TASK OBJECTIVE:
Word for word, restate every line of the material.

....................

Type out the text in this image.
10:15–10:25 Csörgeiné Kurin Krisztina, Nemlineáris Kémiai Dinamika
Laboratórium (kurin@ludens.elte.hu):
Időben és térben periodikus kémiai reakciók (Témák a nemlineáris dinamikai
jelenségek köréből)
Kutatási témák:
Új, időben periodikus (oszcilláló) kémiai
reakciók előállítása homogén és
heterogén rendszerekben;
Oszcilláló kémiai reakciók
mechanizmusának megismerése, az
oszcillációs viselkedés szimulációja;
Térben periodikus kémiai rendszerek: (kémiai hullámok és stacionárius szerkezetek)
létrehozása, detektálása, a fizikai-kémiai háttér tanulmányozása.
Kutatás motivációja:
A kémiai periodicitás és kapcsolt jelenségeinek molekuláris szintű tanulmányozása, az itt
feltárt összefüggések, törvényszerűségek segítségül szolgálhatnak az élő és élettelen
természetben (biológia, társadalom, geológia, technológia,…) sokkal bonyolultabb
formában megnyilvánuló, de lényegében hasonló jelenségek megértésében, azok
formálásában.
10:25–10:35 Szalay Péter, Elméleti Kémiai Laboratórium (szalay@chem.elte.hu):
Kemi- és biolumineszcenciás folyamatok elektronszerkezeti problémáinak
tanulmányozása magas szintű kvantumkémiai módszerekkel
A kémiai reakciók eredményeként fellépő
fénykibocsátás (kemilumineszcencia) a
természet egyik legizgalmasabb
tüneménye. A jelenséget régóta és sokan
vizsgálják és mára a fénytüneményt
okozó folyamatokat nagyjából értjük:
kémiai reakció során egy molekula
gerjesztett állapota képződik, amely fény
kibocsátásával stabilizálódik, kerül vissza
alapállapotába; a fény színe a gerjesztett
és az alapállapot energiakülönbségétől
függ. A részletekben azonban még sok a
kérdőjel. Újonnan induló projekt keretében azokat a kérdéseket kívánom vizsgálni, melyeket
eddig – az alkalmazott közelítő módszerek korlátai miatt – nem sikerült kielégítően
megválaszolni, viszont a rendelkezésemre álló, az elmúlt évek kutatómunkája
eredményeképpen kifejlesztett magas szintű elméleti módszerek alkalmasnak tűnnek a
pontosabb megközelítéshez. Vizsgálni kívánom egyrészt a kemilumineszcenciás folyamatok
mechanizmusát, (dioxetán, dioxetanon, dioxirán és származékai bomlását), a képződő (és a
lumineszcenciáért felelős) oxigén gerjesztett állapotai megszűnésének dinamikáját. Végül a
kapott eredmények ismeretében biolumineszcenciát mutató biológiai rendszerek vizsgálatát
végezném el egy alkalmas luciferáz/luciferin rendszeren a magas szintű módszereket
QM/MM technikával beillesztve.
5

....................

RESULT FOR THIS EXERCISE:
Type out the text in this image.
10:15–10:25 Csörgeiné Kurin Krisztina, Nemlineáris Kémiai Dinamika
Laboratórium (kurin@ludens.elte.hu):
Időben és térben periodikus kémiai reakciók (Témák a nemlineáris dinamikai
jelenségek köréből)
Kutatási témák:
Új, időben periodikus (oszcilláló) kémiai
reakciók előállítása homogén és
heterogén rendszerekben;
Oszcilláló kémiai reakciók
mechanizmusának megismerése, az
oszcillációs viselkedés szimulációja;
Térben periodikus kémiai rendszerek: (kémiai hullámok és stacionárius szerkezetek)
létrehozása, detektálása, a fizikai-kémiai háttér tanulmányozása.
Kutatás motivációja:
A kémiai periodicitás és kapcsolt jelenségeinek molekuláris szintű tanulmányozása, az itt
feltárt összefüggések, törvényszerűségek segítségül szolgálhatnak az élő és élettelen
természetben (biológia, társadalom, geológia, technológia,…) sokkal bonyolultabb
formában megnyilvánuló, de lényegében hasonló jelenségek megértésében, azok
formálásában.
10:25–10:35 Szalay Péter, Elméleti Kémiai Laboratórium (szalay@chem.elte.hu):
Kemi- és biolumineszcenciás folyamatok elektronszerkezeti problémáinak
tanulmányozása magas szintű kvantumkémiai módszerekkel
A kémiai reakciók eredményeként fellépő
fénykibocsátás (kemilumineszcencia) a
természet egyik legizgalmasabb
tüneménye. A jelenséget régóta és sokan
vizsgálják és mára a fénytüneményt
okozó folyamatokat nagyjából értjük:
kémiai reakció során egy molekula
gerjesztett állapota képződik, amely fény
kibocsátásával stabilizálódik, kerül vissza
alapállapotába; a fény színe a gerjesztett
és az alapállapot energiakülönbségétől
függ. A részletekben azonban még sok a
kérdőjel. Újonnan induló projekt keretében azokat a kérdéseket kívánom vizsgálni, melyeket
eddig – az alkalmazott közelítő módszerek korlátai miatt – nem sikerült kielégítően
megválaszolni, viszont a rendelkezésemre álló, az elmúlt évek kutatómunkája
eredményeképpen kifejlesztett magas szintű elméleti módszerek alkalmasnak tűnnek a
pontosabb megközelítéshez. Vizsgálni kívánom egyrészt a kemilumineszcenciás folyamatok
mechanizmusát, (dioxetán, dioxetanon, dioxirán és származékai bomlását), a képződő (és a
lumineszcenciáért felelős) oxigén gerjesztett állapotai megszűnésének dinamikáját. Végül a
kapott eredmények ismeretében biolumineszcenciát mutató biológiai rendszerek vizsgálatát
végezném el egy alkalmas luciferáz/luciferin rendszeren a magas szintű módszereket
QM/MM technikával beillesztve.
5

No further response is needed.